* [GIVEN DATA]:

****

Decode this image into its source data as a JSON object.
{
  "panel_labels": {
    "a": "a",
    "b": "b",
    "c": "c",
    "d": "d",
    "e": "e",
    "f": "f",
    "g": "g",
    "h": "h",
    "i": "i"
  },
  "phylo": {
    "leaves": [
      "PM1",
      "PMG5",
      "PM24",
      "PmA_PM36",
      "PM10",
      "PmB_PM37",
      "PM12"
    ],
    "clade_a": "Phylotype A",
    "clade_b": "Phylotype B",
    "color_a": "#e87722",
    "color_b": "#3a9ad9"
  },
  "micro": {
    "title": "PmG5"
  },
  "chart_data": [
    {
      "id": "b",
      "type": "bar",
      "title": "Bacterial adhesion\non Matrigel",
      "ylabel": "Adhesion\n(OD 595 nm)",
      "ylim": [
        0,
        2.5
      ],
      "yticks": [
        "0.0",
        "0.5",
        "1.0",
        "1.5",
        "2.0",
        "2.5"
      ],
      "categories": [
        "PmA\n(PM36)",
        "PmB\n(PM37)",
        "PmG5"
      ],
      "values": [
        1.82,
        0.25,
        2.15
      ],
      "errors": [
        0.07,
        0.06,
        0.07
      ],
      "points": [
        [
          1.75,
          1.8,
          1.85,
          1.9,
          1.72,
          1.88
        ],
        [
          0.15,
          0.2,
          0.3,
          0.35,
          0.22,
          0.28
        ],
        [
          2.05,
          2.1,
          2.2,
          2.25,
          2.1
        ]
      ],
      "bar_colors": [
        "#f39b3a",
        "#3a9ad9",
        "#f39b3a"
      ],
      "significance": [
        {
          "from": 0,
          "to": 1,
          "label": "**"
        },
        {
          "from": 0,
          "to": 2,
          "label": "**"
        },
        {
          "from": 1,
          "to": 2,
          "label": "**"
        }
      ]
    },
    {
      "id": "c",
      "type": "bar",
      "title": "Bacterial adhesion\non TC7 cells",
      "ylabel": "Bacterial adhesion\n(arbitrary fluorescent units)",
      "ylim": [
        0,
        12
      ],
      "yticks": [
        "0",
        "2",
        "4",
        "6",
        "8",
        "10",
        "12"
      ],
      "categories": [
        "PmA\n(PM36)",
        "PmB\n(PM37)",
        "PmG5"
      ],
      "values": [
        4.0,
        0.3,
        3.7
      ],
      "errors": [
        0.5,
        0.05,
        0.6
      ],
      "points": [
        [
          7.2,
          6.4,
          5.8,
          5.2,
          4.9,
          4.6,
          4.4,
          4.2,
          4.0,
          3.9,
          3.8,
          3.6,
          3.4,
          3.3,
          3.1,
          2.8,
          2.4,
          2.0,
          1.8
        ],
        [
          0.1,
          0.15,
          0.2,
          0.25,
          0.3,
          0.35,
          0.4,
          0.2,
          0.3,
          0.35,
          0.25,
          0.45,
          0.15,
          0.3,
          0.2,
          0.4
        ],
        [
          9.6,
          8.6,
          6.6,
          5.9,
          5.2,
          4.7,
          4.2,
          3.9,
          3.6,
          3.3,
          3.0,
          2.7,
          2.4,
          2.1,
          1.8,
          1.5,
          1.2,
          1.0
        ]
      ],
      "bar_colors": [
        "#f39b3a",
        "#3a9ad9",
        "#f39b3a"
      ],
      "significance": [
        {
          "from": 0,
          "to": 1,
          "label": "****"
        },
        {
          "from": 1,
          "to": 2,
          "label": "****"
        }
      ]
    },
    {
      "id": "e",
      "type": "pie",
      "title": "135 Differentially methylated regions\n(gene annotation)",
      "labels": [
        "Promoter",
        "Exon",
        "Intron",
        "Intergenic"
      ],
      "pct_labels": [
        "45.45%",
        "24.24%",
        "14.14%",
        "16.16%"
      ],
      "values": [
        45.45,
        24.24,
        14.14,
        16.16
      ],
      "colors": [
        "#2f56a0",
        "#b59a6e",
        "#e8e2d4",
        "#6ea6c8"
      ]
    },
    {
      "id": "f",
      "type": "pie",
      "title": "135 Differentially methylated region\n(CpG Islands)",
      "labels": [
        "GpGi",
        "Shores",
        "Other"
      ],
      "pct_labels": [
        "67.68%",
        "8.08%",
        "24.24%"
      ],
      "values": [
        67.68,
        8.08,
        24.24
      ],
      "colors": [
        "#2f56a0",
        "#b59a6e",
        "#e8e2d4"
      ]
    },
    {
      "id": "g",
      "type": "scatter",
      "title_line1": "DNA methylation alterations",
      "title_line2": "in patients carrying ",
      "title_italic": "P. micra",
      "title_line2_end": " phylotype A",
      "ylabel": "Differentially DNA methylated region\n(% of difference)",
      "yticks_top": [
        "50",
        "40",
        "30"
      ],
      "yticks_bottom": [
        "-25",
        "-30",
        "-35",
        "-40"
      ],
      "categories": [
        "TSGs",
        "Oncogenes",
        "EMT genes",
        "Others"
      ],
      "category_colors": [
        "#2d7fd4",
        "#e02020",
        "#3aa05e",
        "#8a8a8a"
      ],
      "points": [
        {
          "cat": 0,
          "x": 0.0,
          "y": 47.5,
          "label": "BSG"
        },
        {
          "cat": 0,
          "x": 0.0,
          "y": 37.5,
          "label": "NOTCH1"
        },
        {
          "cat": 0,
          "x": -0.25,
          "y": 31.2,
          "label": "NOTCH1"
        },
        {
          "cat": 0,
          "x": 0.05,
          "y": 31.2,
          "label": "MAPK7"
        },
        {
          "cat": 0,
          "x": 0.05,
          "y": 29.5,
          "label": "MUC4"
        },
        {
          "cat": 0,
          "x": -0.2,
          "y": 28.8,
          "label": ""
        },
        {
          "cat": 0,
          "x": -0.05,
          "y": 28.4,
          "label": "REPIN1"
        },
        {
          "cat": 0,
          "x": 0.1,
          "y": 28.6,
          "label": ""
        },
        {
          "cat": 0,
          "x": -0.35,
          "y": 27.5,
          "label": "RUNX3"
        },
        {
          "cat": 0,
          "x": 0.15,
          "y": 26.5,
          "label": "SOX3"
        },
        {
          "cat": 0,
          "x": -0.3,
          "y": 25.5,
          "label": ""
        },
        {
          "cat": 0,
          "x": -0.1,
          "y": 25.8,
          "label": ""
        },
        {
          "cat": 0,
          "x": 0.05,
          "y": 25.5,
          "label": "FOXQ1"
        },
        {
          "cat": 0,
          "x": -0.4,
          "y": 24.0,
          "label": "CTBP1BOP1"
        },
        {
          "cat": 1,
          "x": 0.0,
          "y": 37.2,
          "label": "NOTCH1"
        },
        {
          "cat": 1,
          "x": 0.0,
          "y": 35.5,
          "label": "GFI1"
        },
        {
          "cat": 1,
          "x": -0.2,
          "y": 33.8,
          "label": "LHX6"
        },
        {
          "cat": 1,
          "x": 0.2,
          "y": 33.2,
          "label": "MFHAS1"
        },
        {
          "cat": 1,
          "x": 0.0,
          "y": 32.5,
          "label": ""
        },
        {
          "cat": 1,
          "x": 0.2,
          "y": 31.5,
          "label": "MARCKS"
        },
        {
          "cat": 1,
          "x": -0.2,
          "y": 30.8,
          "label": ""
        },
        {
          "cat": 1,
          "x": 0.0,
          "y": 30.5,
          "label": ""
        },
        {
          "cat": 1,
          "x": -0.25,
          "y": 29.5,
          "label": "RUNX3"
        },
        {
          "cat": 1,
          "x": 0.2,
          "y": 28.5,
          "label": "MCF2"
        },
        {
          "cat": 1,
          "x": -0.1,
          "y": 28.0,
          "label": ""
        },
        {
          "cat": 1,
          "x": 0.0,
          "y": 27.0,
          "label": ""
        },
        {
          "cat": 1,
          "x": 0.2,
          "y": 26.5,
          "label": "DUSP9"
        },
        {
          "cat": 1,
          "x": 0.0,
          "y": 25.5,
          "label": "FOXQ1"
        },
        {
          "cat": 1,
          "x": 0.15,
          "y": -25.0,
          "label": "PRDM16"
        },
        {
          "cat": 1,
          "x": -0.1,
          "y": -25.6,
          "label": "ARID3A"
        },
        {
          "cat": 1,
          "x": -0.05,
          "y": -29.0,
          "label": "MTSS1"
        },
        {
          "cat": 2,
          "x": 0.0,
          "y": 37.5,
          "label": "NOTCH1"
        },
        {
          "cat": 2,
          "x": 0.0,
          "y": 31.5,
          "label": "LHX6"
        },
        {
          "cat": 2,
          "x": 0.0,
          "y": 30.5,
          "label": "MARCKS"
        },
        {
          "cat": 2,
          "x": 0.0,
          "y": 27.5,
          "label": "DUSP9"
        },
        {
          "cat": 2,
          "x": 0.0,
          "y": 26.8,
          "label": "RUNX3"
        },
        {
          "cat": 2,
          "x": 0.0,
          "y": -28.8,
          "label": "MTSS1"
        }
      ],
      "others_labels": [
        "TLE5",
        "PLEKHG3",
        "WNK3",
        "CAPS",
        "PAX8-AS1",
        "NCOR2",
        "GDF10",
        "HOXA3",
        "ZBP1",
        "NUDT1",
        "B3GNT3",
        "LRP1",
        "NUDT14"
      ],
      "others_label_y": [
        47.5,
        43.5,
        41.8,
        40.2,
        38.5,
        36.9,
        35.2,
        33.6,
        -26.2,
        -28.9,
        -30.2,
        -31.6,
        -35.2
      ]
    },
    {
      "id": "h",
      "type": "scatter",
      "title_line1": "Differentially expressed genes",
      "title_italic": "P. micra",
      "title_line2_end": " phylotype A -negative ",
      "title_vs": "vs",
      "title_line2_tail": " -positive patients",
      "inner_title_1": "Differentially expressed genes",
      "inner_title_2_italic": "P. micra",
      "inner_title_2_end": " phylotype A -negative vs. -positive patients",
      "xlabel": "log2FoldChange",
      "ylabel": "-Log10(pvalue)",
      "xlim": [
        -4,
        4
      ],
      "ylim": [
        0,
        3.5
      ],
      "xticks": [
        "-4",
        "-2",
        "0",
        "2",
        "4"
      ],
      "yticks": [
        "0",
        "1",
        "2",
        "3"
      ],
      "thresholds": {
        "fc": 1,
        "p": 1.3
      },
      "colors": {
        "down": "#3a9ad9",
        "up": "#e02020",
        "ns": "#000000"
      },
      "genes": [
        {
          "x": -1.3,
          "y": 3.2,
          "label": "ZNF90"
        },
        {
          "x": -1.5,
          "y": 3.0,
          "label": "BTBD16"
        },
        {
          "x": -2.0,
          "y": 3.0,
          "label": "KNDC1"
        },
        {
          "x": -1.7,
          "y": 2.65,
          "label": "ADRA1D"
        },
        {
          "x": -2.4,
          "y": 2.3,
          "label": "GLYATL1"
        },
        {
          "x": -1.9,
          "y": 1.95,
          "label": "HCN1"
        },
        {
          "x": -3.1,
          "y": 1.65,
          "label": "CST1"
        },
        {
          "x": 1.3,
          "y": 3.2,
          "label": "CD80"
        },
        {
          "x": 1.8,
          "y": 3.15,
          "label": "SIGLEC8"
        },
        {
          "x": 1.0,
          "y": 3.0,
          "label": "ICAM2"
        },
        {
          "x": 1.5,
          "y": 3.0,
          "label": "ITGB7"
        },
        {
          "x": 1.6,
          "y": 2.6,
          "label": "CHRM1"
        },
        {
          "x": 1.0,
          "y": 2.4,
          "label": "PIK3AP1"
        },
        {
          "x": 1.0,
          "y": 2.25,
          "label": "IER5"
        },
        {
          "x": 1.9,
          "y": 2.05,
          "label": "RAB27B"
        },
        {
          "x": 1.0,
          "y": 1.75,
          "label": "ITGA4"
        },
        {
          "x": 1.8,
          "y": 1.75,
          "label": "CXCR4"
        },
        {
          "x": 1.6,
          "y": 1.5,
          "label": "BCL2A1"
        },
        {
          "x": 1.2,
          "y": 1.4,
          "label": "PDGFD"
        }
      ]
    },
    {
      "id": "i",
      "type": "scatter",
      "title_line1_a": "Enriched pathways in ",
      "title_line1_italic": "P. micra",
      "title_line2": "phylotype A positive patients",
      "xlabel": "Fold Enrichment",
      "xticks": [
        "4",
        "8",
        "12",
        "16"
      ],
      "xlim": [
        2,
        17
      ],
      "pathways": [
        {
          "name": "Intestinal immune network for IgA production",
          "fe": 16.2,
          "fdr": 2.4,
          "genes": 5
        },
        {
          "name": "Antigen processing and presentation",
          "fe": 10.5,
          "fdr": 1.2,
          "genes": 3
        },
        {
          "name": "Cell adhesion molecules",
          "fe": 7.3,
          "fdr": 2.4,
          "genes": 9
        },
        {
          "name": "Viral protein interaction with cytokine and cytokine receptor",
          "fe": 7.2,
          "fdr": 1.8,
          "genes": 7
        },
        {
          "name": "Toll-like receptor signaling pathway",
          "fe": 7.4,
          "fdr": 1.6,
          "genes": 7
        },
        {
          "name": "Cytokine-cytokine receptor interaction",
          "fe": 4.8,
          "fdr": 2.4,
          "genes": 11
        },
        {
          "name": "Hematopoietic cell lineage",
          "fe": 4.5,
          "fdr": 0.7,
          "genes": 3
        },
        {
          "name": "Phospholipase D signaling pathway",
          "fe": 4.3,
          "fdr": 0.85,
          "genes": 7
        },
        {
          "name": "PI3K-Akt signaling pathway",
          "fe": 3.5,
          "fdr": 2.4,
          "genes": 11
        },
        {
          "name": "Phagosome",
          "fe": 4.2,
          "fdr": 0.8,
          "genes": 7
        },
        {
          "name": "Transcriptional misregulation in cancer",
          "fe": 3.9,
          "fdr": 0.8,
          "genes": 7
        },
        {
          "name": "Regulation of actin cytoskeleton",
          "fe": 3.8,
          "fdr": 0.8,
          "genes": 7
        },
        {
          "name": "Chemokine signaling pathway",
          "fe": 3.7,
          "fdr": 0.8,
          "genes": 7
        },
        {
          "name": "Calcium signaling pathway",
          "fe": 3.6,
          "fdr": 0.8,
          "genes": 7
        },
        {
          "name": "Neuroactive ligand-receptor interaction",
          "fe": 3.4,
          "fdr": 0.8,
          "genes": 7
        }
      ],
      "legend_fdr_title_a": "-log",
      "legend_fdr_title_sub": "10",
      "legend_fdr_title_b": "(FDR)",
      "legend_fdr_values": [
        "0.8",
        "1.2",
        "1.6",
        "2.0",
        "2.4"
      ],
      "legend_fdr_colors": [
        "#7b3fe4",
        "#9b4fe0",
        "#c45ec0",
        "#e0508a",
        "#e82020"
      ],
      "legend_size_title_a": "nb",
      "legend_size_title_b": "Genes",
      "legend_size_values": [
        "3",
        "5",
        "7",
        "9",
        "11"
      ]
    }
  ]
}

****

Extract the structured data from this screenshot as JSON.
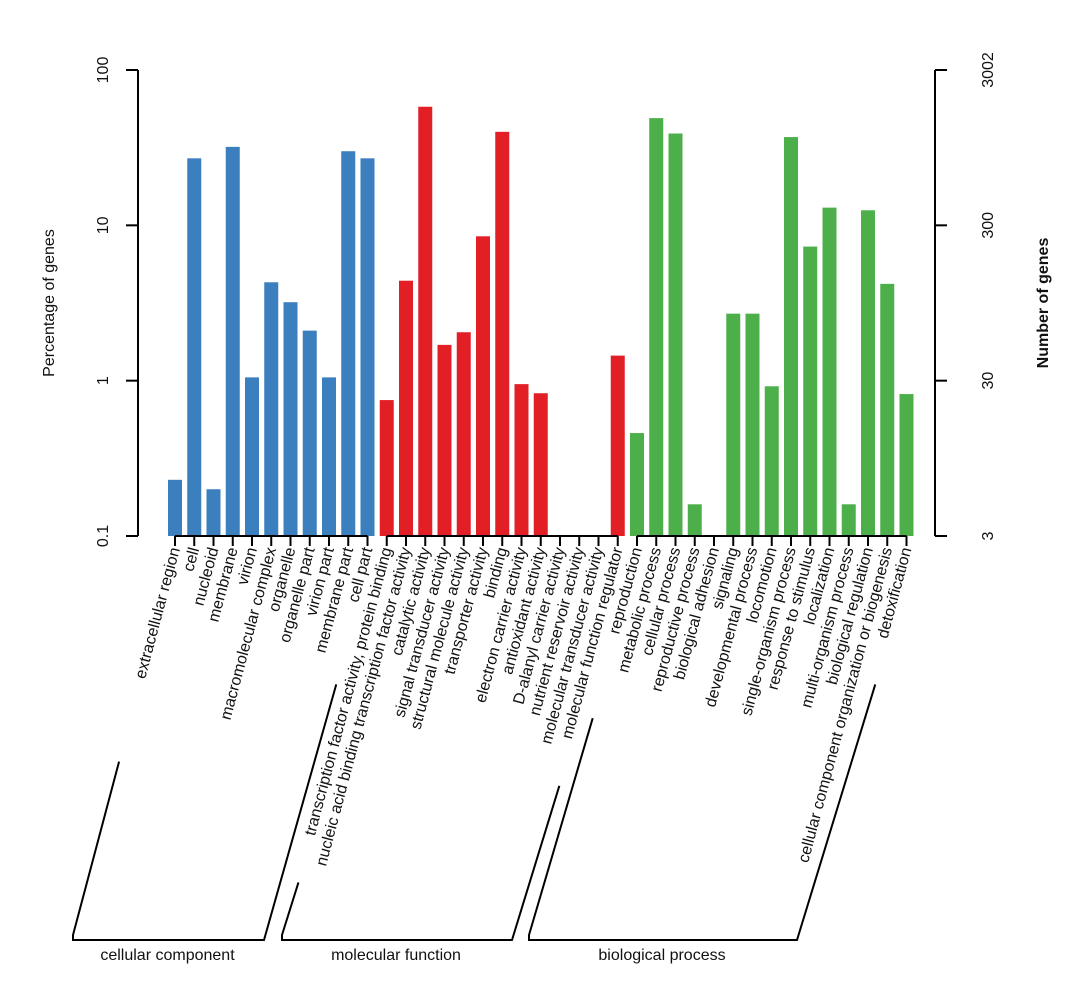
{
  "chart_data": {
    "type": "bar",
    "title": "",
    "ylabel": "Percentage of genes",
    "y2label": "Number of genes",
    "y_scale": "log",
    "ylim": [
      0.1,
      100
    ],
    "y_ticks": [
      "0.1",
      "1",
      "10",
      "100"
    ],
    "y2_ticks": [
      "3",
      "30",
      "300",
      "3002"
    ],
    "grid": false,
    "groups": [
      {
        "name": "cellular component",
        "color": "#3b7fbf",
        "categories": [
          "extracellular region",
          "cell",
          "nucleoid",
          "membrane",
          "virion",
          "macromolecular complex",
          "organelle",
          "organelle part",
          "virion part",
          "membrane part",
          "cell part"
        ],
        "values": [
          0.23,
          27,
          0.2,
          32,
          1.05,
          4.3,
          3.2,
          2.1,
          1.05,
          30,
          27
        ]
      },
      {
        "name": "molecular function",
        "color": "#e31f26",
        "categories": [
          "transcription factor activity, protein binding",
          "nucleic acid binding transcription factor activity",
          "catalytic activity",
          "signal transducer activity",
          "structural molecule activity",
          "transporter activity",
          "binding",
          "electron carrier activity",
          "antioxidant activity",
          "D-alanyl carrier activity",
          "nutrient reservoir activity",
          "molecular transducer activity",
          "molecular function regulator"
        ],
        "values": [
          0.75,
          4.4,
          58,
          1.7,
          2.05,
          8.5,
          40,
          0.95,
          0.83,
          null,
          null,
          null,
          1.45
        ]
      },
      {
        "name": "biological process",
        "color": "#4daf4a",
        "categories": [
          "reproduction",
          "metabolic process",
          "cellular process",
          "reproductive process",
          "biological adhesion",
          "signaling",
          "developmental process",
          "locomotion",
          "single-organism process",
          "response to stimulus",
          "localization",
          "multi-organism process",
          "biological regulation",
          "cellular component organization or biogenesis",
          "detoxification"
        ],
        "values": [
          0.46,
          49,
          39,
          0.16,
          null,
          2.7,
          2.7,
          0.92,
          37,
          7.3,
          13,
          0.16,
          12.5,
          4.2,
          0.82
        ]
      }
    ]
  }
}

****

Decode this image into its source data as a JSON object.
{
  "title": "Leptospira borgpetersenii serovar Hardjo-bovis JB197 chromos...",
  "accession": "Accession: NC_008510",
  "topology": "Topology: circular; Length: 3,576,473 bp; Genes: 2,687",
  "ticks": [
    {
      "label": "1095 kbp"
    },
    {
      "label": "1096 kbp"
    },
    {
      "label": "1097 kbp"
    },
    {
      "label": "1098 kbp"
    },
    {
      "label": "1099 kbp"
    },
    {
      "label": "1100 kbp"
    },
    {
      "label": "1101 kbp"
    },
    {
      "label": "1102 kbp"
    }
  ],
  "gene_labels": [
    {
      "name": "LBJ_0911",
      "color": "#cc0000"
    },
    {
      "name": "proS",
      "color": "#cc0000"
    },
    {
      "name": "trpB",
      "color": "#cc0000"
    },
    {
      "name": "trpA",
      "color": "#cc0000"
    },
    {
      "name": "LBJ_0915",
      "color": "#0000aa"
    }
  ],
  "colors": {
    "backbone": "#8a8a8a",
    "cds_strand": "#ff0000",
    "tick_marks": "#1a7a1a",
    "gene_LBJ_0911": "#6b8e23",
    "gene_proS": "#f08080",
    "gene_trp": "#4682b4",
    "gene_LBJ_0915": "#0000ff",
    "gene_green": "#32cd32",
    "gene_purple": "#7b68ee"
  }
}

****

* [TASK TO CARRY OUT]: The required reply is the count of lines in the entries above where the string "Bacterial" appears, and nothing more.

* [YOUR RESPONSE]: 3